* _Short task_
Present the data once more in exactly its original form.

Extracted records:
* Begin *
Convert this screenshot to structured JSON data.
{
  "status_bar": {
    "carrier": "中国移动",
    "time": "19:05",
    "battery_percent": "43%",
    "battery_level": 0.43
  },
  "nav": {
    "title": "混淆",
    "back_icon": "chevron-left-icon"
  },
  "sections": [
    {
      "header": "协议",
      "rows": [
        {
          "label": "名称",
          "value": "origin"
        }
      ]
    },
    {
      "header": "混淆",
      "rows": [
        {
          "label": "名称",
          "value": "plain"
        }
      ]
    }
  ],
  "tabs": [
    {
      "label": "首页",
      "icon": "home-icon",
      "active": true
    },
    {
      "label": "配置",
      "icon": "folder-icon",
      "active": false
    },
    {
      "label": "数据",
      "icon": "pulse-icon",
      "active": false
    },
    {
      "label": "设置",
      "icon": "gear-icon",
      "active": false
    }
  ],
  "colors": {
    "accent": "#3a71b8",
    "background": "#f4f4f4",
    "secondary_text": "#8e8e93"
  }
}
* End *
* _Written response_
Convert this screenshot to structured JSON data.
{
  "status_bar": {
    "carrier": "中国移动",
    "time": "19:05",
    "battery_percent": "43%",
    "battery_level": 0.43
  },
  "nav": {
    "title": "混淆",
    "back_icon": "chevron-left-icon"
  },
  "sections": [
    {
      "header": "协议",
      "rows": [
        {
          "label": "名称",
          "value": "origin"
        }
      ]
    },
    {
      "header": "混淆",
      "rows": [
        {
          "label": "名称",
          "value": "plain"
        }
      ]
    }
  ],
  "tabs": [
    {
      "label": "首页",
      "icon": "home-icon",
      "active": true
    },
    {
      "label": "配置",
      "icon": "folder-icon",
      "active": false
    },
    {
      "label": "数据",
      "icon": "pulse-icon",
      "active": false
    },
    {
      "label": "设置",
      "icon": "gear-icon",
      "active": false
    }
  ],
  "colors": {
    "accent": "#3a71b8",
    "background": "#f4f4f4",
    "secondary_text": "#8e8e93"
  }
}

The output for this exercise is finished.